====== Provided data
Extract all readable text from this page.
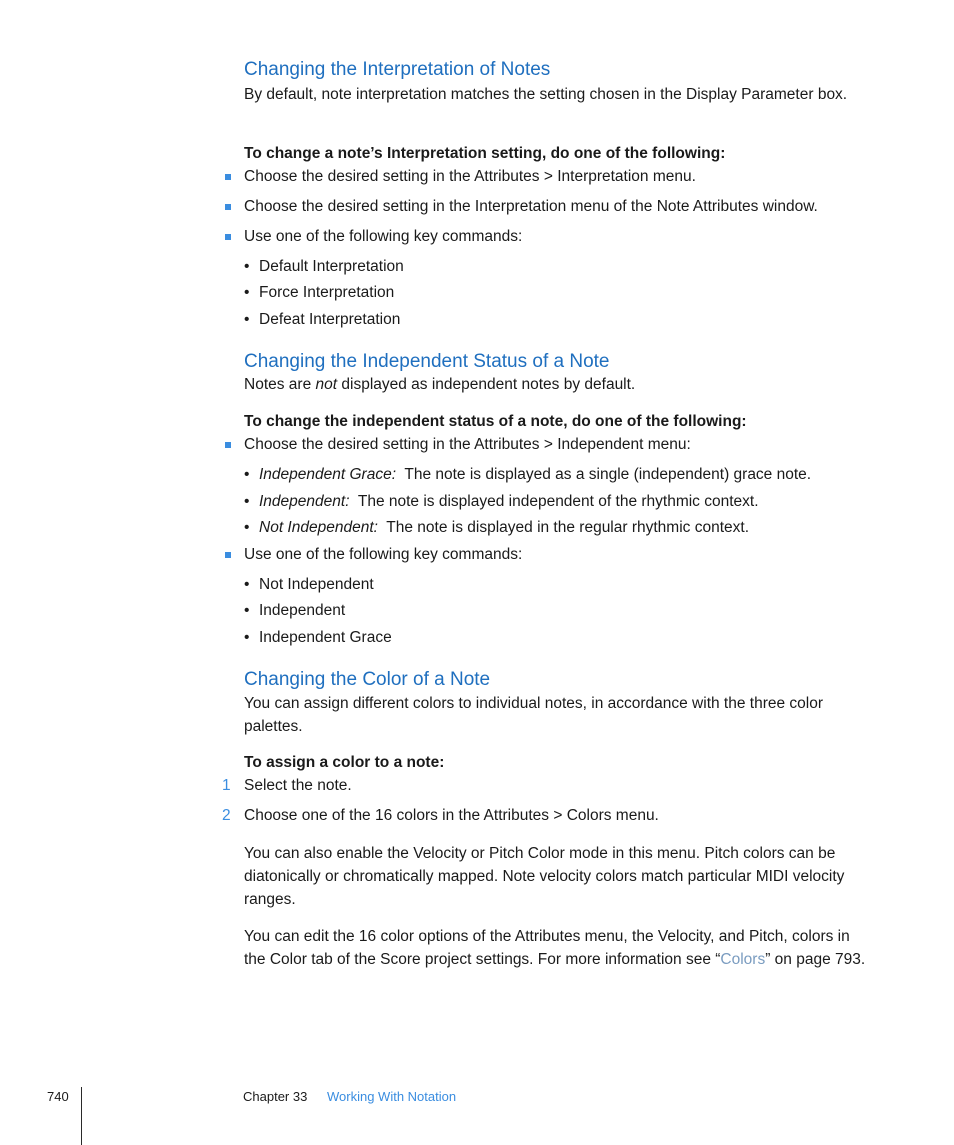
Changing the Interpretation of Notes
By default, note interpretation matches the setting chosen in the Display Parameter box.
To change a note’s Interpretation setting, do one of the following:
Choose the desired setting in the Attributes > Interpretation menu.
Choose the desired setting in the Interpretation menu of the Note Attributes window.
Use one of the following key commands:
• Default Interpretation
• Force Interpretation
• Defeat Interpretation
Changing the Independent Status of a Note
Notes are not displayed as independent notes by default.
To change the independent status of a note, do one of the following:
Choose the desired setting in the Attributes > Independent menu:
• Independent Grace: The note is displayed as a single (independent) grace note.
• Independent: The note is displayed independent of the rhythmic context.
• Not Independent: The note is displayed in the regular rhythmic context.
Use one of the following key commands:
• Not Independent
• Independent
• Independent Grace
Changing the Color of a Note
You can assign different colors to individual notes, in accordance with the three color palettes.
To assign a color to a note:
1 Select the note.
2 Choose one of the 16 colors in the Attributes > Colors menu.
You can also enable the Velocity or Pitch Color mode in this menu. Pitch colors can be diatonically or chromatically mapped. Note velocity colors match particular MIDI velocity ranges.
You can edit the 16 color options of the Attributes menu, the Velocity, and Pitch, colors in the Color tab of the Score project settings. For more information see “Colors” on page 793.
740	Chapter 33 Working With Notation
============
====== Provided data
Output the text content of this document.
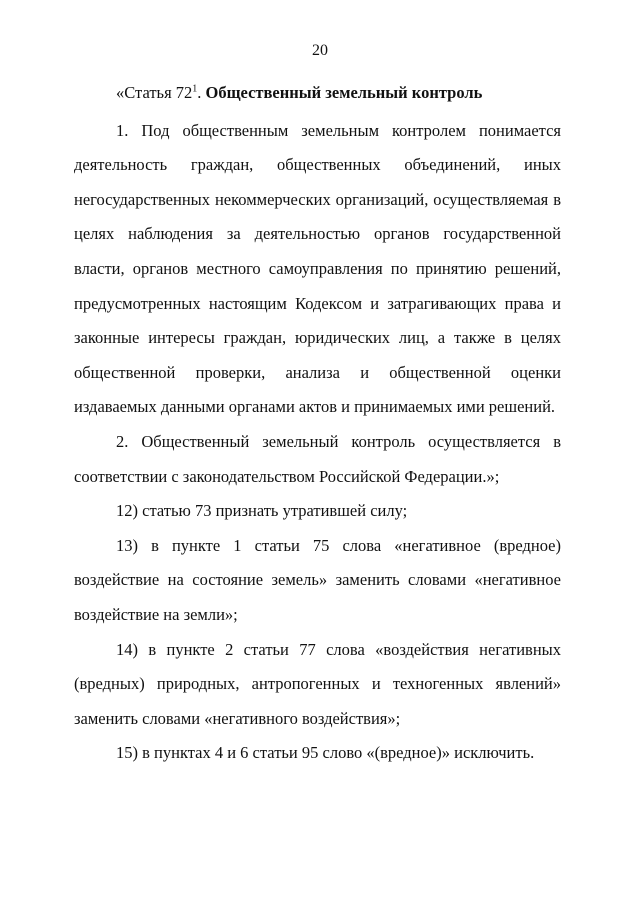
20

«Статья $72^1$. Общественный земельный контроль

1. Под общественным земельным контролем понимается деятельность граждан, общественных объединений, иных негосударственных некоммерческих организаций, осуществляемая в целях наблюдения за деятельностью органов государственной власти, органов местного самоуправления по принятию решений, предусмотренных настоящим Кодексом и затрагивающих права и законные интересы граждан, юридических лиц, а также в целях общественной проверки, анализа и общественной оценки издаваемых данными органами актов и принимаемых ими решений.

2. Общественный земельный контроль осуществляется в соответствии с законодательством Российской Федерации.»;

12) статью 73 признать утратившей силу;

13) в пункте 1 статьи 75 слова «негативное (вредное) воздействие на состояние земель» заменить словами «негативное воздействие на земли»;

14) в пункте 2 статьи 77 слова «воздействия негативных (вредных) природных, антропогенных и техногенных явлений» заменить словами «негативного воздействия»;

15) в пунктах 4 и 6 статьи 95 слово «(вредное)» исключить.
============
▶ _Task brief_:
Copy each line of the listing in which the word "page" can be found.

▶ _Solution for this problem_:
Extract all readable text from this page.
You can edit the 16 color options of the Attributes menu, the Velocity, and Pitch, colors in the Color tab of the Score project settings. For more information see “Colors” on page 793.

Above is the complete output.